[start of EXERCISE DATA]

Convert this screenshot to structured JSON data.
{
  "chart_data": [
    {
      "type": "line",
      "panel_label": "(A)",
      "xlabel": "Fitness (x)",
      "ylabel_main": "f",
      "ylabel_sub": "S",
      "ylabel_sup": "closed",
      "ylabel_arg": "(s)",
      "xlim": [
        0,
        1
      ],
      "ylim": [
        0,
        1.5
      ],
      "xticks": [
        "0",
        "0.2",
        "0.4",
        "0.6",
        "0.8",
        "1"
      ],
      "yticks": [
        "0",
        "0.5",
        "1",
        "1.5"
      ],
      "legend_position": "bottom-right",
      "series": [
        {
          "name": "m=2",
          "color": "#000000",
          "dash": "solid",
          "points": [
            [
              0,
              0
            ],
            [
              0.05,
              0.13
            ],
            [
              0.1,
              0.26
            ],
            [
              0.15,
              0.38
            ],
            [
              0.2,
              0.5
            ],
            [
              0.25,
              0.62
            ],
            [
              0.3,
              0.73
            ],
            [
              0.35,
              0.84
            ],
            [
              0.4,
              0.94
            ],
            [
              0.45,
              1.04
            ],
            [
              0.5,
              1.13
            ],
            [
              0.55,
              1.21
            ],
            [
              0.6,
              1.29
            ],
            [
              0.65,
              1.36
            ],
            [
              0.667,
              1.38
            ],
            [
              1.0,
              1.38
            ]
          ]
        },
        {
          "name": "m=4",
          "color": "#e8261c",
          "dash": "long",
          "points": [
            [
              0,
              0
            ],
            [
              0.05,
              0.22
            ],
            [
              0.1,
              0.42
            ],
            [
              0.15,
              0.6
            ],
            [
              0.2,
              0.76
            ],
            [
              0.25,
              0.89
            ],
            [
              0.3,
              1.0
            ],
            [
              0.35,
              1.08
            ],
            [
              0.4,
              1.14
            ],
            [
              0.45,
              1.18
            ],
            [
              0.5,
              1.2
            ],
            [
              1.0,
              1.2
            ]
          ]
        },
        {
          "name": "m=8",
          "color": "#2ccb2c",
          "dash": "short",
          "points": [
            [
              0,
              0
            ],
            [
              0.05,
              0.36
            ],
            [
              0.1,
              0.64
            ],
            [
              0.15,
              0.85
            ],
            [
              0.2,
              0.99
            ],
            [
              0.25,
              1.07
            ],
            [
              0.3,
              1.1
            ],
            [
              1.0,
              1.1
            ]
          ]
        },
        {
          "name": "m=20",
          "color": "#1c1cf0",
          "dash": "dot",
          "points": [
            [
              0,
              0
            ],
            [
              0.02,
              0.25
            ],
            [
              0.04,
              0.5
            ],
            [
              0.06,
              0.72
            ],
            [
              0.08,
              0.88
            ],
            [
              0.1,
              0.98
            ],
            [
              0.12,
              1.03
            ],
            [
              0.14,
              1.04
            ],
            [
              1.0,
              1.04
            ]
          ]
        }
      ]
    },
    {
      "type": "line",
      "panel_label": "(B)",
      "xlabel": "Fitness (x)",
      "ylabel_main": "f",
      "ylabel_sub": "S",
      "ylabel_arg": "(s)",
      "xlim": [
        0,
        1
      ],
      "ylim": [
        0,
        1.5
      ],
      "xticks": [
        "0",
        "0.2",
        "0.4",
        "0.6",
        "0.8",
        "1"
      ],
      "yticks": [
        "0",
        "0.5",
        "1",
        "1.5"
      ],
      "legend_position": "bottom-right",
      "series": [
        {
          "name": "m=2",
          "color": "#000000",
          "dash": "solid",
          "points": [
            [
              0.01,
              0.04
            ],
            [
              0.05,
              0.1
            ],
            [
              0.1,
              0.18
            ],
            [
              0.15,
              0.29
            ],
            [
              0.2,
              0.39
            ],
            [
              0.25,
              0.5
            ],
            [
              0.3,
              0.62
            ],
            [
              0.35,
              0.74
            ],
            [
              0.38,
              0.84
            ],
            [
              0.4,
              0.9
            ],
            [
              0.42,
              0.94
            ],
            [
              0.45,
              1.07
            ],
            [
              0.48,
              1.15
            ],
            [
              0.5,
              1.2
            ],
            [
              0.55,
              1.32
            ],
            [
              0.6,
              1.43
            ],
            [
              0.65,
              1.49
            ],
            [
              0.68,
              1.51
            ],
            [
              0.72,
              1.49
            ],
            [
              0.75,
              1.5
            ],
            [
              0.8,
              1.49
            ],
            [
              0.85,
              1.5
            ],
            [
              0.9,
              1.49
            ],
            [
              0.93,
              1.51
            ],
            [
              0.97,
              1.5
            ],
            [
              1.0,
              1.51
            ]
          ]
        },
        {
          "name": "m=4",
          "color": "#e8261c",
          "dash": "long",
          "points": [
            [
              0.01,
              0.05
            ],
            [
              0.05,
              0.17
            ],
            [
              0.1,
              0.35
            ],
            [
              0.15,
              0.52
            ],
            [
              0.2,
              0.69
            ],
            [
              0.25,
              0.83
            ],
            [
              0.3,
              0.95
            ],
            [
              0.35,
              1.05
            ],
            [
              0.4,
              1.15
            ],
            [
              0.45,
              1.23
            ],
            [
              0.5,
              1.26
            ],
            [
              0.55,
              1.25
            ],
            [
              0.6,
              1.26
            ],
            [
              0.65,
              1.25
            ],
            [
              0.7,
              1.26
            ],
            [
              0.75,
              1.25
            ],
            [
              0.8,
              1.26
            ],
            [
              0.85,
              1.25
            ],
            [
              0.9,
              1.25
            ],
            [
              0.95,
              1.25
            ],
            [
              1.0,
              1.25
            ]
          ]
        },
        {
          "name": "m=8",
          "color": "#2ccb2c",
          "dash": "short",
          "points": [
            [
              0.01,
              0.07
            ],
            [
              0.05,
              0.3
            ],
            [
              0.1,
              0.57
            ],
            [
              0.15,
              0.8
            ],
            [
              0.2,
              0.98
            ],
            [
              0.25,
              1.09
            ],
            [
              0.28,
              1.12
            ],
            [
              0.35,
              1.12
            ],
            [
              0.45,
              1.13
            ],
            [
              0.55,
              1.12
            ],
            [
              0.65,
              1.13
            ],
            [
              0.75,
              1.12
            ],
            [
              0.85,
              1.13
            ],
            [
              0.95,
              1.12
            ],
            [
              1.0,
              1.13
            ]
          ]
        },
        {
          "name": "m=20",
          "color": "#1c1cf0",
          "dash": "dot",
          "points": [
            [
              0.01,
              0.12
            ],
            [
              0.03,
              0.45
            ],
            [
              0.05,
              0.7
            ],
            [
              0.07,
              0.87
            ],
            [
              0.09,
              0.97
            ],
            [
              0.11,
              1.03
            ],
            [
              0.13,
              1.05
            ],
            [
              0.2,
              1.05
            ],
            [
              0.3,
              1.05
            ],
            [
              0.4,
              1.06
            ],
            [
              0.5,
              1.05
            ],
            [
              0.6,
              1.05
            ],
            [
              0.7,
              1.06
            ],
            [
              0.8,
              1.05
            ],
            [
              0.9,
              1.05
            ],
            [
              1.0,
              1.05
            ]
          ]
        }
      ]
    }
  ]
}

[end of EXERCISE DATA]

* [WRITTEN REQUEST]: Emit the full listing verbatim.

* [FINISHED ANSWER]:
Convert this screenshot to structured JSON data.
{
  "chart_data": [
    {
      "type": "line",
      "panel_label": "(A)",
      "xlabel": "Fitness (x)",
      "ylabel_main": "f",
      "ylabel_sub": "S",
      "ylabel_sup": "closed",
      "ylabel_arg": "(s)",
      "xlim": [
        0,
        1
      ],
      "ylim": [
        0,
        1.5
      ],
      "xticks": [
        "0",
        "0.2",
        "0.4",
        "0.6",
        "0.8",
        "1"
      ],
      "yticks": [
        "0",
        "0.5",
        "1",
        "1.5"
      ],
      "legend_position": "bottom-right",
      "series": [
        {
          "name": "m=2",
          "color": "#000000",
          "dash": "solid",
          "points": [
            [
              0,
              0
            ],
            [
              0.05,
              0.13
            ],
            [
              0.1,
              0.26
            ],
            [
              0.15,
              0.38
            ],
            [
              0.2,
              0.5
            ],
            [
              0.25,
              0.62
            ],
            [
              0.3,
              0.73
            ],
            [
              0.35,
              0.84
            ],
            [
              0.4,
              0.94
            ],
            [
              0.45,
              1.04
            ],
            [
              0.5,
              1.13
            ],
            [
              0.55,
              1.21
            ],
            [
              0.6,
              1.29
            ],
            [
              0.65,
              1.36
            ],
            [
              0.667,
              1.38
            ],
            [
              1.0,
              1.38
            ]
          ]
        },
        {
          "name": "m=4",
          "color": "#e8261c",
          "dash": "long",
          "points": [
            [
              0,
              0
            ],
            [
              0.05,
              0.22
            ],
            [
              0.1,
              0.42
            ],
            [
              0.15,
              0.6
            ],
            [
              0.2,
              0.76
            ],
            [
              0.25,
              0.89
            ],
            [
              0.3,
              1.0
            ],
            [
              0.35,
              1.08
            ],
            [
              0.4,
              1.14
            ],
            [
              0.45,
              1.18
            ],
            [
              0.5,
              1.2
            ],
            [
              1.0,
              1.2
            ]
          ]
        },
        {
          "name": "m=8",
          "color": "#2ccb2c",
          "dash": "short",
          "points": [
            [
              0,
              0
            ],
            [
              0.05,
              0.36
            ],
            [
              0.1,
              0.64
            ],
            [
              0.15,
              0.85
            ],
            [
              0.2,
              0.99
            ],
            [
              0.25,
              1.07
            ],
            [
              0.3,
              1.1
            ],
            [
              1.0,
              1.1
            ]
          ]
        },
        {
          "name": "m=20",
          "color": "#1c1cf0",
          "dash": "dot",
          "points": [
            [
              0,
              0
            ],
            [
              0.02,
              0.25
            ],
            [
              0.04,
              0.5
            ],
            [
              0.06,
              0.72
            ],
            [
              0.08,
              0.88
            ],
            [
              0.1,
              0.98
            ],
            [
              0.12,
              1.03
            ],
            [
              0.14,
              1.04
            ],
            [
              1.0,
              1.04
            ]
          ]
        }
      ]
    },
    {
      "type": "line",
      "panel_label": "(B)",
      "xlabel": "Fitness (x)",
      "ylabel_main": "f",
      "ylabel_sub": "S",
      "ylabel_arg": "(s)",
      "xlim": [
        0,
        1
      ],
      "ylim": [
        0,
        1.5
      ],
      "xticks": [
        "0",
        "0.2",
        "0.4",
        "0.6",
        "0.8",
        "1"
      ],
      "yticks": [
        "0",
        "0.5",
        "1",
        "1.5"
      ],
      "legend_position": "bottom-right",
      "series": [
        {
          "name": "m=2",
          "color": "#000000",
          "dash": "solid",
          "points": [
            [
              0.01,
              0.04
            ],
            [
              0.05,
              0.1
            ],
            [
              0.1,
              0.18
            ],
            [
              0.15,
              0.29
            ],
            [
              0.2,
              0.39
            ],
            [
              0.25,
              0.5
            ],
            [
              0.3,
              0.62
            ],
            [
              0.35,
              0.74
            ],
            [
              0.38,
              0.84
            ],
            [
              0.4,
              0.9
            ],
            [
              0.42,
              0.94
            ],
            [
              0.45,
              1.07
            ],
            [
              0.48,
              1.15
            ],
            [
              0.5,
              1.2
            ],
            [
              0.55,
              1.32
            ],
            [
              0.6,
              1.43
            ],
            [
              0.65,
              1.49
            ],
            [
              0.68,
              1.51
            ],
            [
              0.72,
              1.49
            ],
            [
              0.75,
              1.5
            ],
            [
              0.8,
              1.49
            ],
            [
              0.85,
              1.5
            ],
            [
              0.9,
              1.49
            ],
            [
              0.93,
              1.51
            ],
            [
              0.97,
              1.5
            ],
            [
              1.0,
              1.51
            ]
          ]
        },
        {
          "name": "m=4",
          "color": "#e8261c",
          "dash": "long",
          "points": [
            [
              0.01,
              0.05
            ],
            [
              0.05,
              0.17
            ],
            [
              0.1,
              0.35
            ],
            [
              0.15,
              0.52
            ],
            [
              0.2,
              0.69
            ],
            [
              0.25,
              0.83
            ],
            [
              0.3,
              0.95
            ],
            [
              0.35,
              1.05
            ],
            [
              0.4,
              1.15
            ],
            [
              0.45,
              1.23
            ],
            [
              0.5,
              1.26
            ],
            [
              0.55,
              1.25
            ],
            [
              0.6,
              1.26
            ],
            [
              0.65,
              1.25
            ],
            [
              0.7,
              1.26
            ],
            [
              0.75,
              1.25
            ],
            [
              0.8,
              1.26
            ],
            [
              0.85,
              1.25
            ],
            [
              0.9,
              1.25
            ],
            [
              0.95,
              1.25
            ],
            [
              1.0,
              1.25
            ]
          ]
        },
        {
          "name": "m=8",
          "color": "#2ccb2c",
          "dash": "short",
          "points": [
            [
              0.01,
              0.07
            ],
            [
              0.05,
              0.3
            ],
            [
              0.1,
              0.57
            ],
            [
              0.15,
              0.8
            ],
            [
              0.2,
              0.98
            ],
            [
              0.25,
              1.09
            ],
            [
              0.28,
              1.12
            ],
            [
              0.35,
              1.12
            ],
            [
              0.45,
              1.13
            ],
            [
              0.55,
              1.12
            ],
            [
              0.65,
              1.13
            ],
            [
              0.75,
              1.12
            ],
            [
              0.85,
              1.13
            ],
            [
              0.95,
              1.12
            ],
            [
              1.0,
              1.13
            ]
          ]
        },
        {
          "name": "m=20",
          "color": "#1c1cf0",
          "dash": "dot",
          "points": [
            [
              0.01,
              0.12
            ],
            [
              0.03,
              0.45
            ],
            [
              0.05,
              0.7
            ],
            [
              0.07,
              0.87
            ],
            [
              0.09,
              0.97
            ],
            [
              0.11,
              1.03
            ],
            [
              0.13,
              1.05
            ],
            [
              0.2,
              1.05
            ],
            [
              0.3,
              1.05
            ],
            [
              0.4,
              1.06
            ],
            [
              0.5,
              1.05
            ],
            [
              0.6,
              1.05
            ],
            [
              0.7,
              1.06
            ],
            [
              0.8,
              1.05
            ],
            [
              0.9,
              1.05
            ],
            [
              1.0,
              1.05
            ]
          ]
        }
      ]
    }
  ]
}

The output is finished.